• GOAL:
Look through the lines below and extract any with the word "Program".

• EXTRACTED RECORDS:
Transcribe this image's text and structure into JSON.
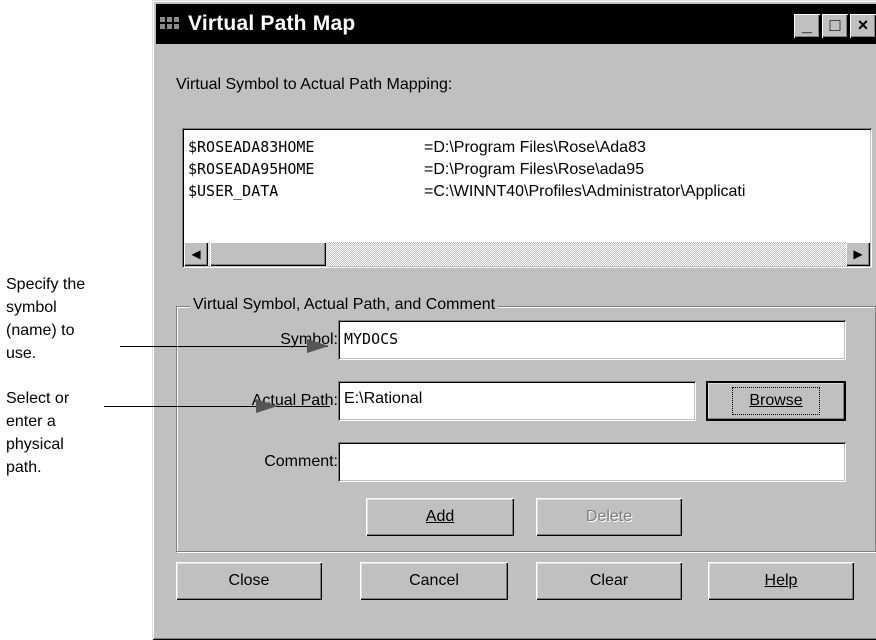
{
  "annotations": {
    "symbol_note": "Specify the\nsymbol\n(name) to\nuse.",
    "path_note": "Select or\nenter a\nphysical\npath."
  },
  "window": {
    "title": "Virtual Path Map",
    "title_buttons": [
      "_",
      "□",
      "×"
    ]
  },
  "mapping": {
    "heading": "Virtual Symbol to Actual Path Mapping:",
    "rows": [
      {
        "symbol": "$ROSEADA83HOME",
        "path": "=D:\\Program Files\\Rose\\Ada83"
      },
      {
        "symbol": "$ROSEADA95HOME",
        "path": "=D:\\Program Files\\Rose\\ada95"
      },
      {
        "symbol": "$USER_DATA",
        "path": "=C:\\WINNT40\\Profiles\\Administrator\\Applicati"
      }
    ],
    "scroll_left": "◀",
    "scroll_right": "▶"
  },
  "group": {
    "title": "Virtual Symbol, Actual Path, and Comment",
    "symbol_label": "Symbol:",
    "symbol_value": "MYDOCS",
    "path_label": "Actual Path:",
    "path_value": "E:\\Rational",
    "comment_label": "Comment:",
    "comment_value": "",
    "browse_label": "Browse",
    "add_label": "Add",
    "delete_label": "Delete"
  },
  "footer": {
    "close_label": "Close",
    "cancel_label": "Cancel",
    "clear_label": "Clear",
    "help_label": "Help"
  }
}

• REPLY:
        "path": "=D:\\Program Files\\Rose\\Ada83"
        "path": "=D:\\Program Files\\Rose\\ada95"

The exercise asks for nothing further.